Task: Under this task are some entries; return every one of them exactly.
>> BEGIN Records supplied
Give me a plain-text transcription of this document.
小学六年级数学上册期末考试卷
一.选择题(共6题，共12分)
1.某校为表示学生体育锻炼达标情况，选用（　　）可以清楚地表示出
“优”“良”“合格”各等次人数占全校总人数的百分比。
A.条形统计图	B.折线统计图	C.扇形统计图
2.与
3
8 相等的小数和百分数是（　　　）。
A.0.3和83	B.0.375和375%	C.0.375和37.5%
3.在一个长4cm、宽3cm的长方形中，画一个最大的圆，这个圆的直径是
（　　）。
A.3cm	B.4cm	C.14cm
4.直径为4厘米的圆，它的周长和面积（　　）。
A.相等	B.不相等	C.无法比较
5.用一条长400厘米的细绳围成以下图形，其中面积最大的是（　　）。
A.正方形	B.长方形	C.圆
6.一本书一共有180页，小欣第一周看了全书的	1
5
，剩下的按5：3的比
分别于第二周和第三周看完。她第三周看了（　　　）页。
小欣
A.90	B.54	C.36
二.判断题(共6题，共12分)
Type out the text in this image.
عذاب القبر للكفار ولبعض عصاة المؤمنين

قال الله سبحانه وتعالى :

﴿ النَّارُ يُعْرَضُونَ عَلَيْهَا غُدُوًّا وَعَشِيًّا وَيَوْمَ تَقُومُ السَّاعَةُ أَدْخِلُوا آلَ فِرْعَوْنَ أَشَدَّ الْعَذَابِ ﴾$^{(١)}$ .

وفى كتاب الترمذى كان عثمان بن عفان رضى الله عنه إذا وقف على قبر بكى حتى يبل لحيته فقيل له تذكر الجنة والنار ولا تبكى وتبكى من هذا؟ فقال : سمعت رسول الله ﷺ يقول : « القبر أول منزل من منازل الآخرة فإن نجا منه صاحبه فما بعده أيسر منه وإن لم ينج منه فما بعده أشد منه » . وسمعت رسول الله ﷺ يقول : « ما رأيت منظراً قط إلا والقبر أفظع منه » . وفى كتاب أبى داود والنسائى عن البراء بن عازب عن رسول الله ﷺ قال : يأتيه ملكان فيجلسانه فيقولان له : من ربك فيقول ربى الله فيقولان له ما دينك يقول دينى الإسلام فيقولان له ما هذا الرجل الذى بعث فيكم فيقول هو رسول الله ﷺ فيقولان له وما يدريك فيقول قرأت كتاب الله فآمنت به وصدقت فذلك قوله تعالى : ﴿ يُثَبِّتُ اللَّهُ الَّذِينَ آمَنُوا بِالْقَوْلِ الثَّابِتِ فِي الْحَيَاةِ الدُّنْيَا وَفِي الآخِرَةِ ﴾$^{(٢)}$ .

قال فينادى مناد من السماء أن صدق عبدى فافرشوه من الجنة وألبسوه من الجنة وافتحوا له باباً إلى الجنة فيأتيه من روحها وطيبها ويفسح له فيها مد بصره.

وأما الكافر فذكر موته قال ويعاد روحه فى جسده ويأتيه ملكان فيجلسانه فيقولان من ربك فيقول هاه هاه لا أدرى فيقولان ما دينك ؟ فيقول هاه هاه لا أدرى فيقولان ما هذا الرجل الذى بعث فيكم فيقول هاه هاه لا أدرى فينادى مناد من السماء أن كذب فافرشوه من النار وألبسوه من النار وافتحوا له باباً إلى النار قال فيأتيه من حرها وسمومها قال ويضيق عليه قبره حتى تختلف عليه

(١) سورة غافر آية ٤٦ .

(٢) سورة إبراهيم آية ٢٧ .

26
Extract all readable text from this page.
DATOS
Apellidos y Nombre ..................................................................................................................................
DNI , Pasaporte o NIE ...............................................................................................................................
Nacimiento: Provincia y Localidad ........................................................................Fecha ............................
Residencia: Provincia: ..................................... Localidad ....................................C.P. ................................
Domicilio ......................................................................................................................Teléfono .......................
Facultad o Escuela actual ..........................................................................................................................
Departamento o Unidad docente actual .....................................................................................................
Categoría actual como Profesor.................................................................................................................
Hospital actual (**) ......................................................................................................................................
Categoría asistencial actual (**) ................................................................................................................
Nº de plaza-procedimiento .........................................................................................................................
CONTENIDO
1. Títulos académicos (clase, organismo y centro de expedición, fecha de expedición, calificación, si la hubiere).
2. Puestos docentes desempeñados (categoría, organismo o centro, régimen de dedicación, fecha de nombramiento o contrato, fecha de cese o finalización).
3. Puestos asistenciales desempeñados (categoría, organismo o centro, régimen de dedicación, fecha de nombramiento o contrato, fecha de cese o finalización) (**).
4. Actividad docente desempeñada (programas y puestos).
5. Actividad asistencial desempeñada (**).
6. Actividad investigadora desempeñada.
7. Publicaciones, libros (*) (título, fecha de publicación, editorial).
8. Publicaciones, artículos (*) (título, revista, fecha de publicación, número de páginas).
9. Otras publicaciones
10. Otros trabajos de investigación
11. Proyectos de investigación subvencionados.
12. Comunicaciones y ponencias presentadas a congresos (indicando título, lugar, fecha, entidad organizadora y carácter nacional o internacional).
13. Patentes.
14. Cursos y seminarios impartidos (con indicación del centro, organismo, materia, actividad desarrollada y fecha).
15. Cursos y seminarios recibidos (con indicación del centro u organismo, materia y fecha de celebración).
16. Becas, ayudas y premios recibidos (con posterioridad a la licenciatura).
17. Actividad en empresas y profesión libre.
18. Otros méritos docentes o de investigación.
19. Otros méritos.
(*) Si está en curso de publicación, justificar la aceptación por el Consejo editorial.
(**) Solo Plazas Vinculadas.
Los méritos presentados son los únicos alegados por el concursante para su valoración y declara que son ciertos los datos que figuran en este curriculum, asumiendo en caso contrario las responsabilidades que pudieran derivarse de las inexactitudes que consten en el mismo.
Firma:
>> END Records supplied
Solved exercise:
Give me a plain-text transcription of this document.
小学六年级数学上册期末考试卷
一.选择题(共6题，共12分)
1.某校为表示学生体育锻炼达标情况，选用（　　）可以清楚地表示出
“优”“良”“合格”各等次人数占全校总人数的百分比。
A.条形统计图	B.折线统计图	C.扇形统计图
2.与
3
8 相等的小数和百分数是（　　　）。
A.0.3和83	B.0.375和375%	C.0.375和37.5%
3.在一个长4cm、宽3cm的长方形中，画一个最大的圆，这个圆的直径是
（　　）。
A.3cm	B.4cm	C.14cm
4.直径为4厘米的圆，它的周长和面积（　　）。
A.相等	B.不相等	C.无法比较
5.用一条长400厘米的细绳围成以下图形，其中面积最大的是（　　）。
A.正方形	B.长方形	C.圆
6.一本书一共有180页，小欣第一周看了全书的	1
5
，剩下的按5：3的比
分别于第二周和第三周看完。她第三周看了（　　　）页。
小欣
A.90	B.54	C.36
二.判断题(共6题，共12分)
Type out the text in this image.
عذاب القبر للكفار ولبعض عصاة المؤمنين

قال الله سبحانه وتعالى :

﴿ النَّارُ يُعْرَضُونَ عَلَيْهَا غُدُوًّا وَعَشِيًّا وَيَوْمَ تَقُومُ السَّاعَةُ أَدْخِلُوا آلَ فِرْعَوْنَ أَشَدَّ الْعَذَابِ ﴾$^{(١)}$ .

وفى كتاب الترمذى كان عثمان بن عفان رضى الله عنه إذا وقف على قبر بكى حتى يبل لحيته فقيل له تذكر الجنة والنار ولا تبكى وتبكى من هذا؟ فقال : سمعت رسول الله ﷺ يقول : « القبر أول منزل من منازل الآخرة فإن نجا منه صاحبه فما بعده أيسر منه وإن لم ينج منه فما بعده أشد منه » . وسمعت رسول الله ﷺ يقول : « ما رأيت منظراً قط إلا والقبر أفظع منه » . وفى كتاب أبى داود والنسائى عن البراء بن عازب عن رسول الله ﷺ قال : يأتيه ملكان فيجلسانه فيقولان له : من ربك فيقول ربى الله فيقولان له ما دينك يقول دينى الإسلام فيقولان له ما هذا الرجل الذى بعث فيكم فيقول هو رسول الله ﷺ فيقولان له وما يدريك فيقول قرأت كتاب الله فآمنت به وصدقت فذلك قوله تعالى : ﴿ يُثَبِّتُ اللَّهُ الَّذِينَ آمَنُوا بِالْقَوْلِ الثَّابِتِ فِي الْحَيَاةِ الدُّنْيَا وَفِي الآخِرَةِ ﴾$^{(٢)}$ .

قال فينادى مناد من السماء أن صدق عبدى فافرشوه من الجنة وألبسوه من الجنة وافتحوا له باباً إلى الجنة فيأتيه من روحها وطيبها ويفسح له فيها مد بصره.

وأما الكافر فذكر موته قال ويعاد روحه فى جسده ويأتيه ملكان فيجلسانه فيقولان من ربك فيقول هاه هاه لا أدرى فيقولان ما دينك ؟ فيقول هاه هاه لا أدرى فيقولان ما هذا الرجل الذى بعث فيكم فيقول هاه هاه لا أدرى فينادى مناد من السماء أن كذب فافرشوه من النار وألبسوه من النار وافتحوا له باباً إلى النار قال فيأتيه من حرها وسمومها قال ويضيق عليه قبره حتى تختلف عليه

(١) سورة غافر آية ٤٦ .

(٢) سورة إبراهيم آية ٢٧ .

26
Extract all readable text from this page.
DATOS
Apellidos y Nombre ..................................................................................................................................
DNI , Pasaporte o NIE ...............................................................................................................................
Nacimiento: Provincia y Localidad ........................................................................Fecha ............................
Residencia: Provincia: ..................................... Localidad ....................................C.P. ................................
Domicilio ......................................................................................................................Teléfono .......................
Facultad o Escuela actual ..........................................................................................................................
Departamento o Unidad docente actual .....................................................................................................
Categoría actual como Profesor.................................................................................................................
Hospital actual (**) ......................................................................................................................................
Categoría asistencial actual (**) ................................................................................................................
Nº de plaza-procedimiento .........................................................................................................................
CONTENIDO
1. Títulos académicos (clase, organismo y centro de expedición, fecha de expedición, calificación, si la hubiere).
2. Puestos docentes desempeñados (categoría, organismo o centro, régimen de dedicación, fecha de nombramiento o contrato, fecha de cese o finalización).
3. Puestos asistenciales desempeñados (categoría, organismo o centro, régimen de dedicación, fecha de nombramiento o contrato, fecha de cese o finalización) (**).
4. Actividad docente desempeñada (programas y puestos).
5. Actividad asistencial desempeñada (**).
6. Actividad investigadora desempeñada.
7. Publicaciones, libros (*) (título, fecha de publicación, editorial).
8. Publicaciones, artículos (*) (título, revista, fecha de publicación, número de páginas).
9. Otras publicaciones
10. Otros trabajos de investigación
11. Proyectos de investigación subvencionados.
12. Comunicaciones y ponencias presentadas a congresos (indicando título, lugar, fecha, entidad organizadora y carácter nacional o internacional).
13. Patentes.
14. Cursos y seminarios impartidos (con indicación del centro, organismo, materia, actividad desarrollada y fecha).
15. Cursos y seminarios recibidos (con indicación del centro u organismo, materia y fecha de celebración).
16. Becas, ayudas y premios recibidos (con posterioridad a la licenciatura).
17. Actividad en empresas y profesión libre.
18. Otros méritos docentes o de investigación.
19. Otros méritos.
(*) Si está en curso de publicación, justificar la aceptación por el Consejo editorial.
(**) Solo Plazas Vinculadas.
Los méritos presentados son los únicos alegados por el concursante para su valoración y declara que son ciertos los datos que figuran en este curriculum, asumiendo en caso contrario las responsabilidades que pudieran derivarse de las inexactitudes que consten en el mismo.
Firma:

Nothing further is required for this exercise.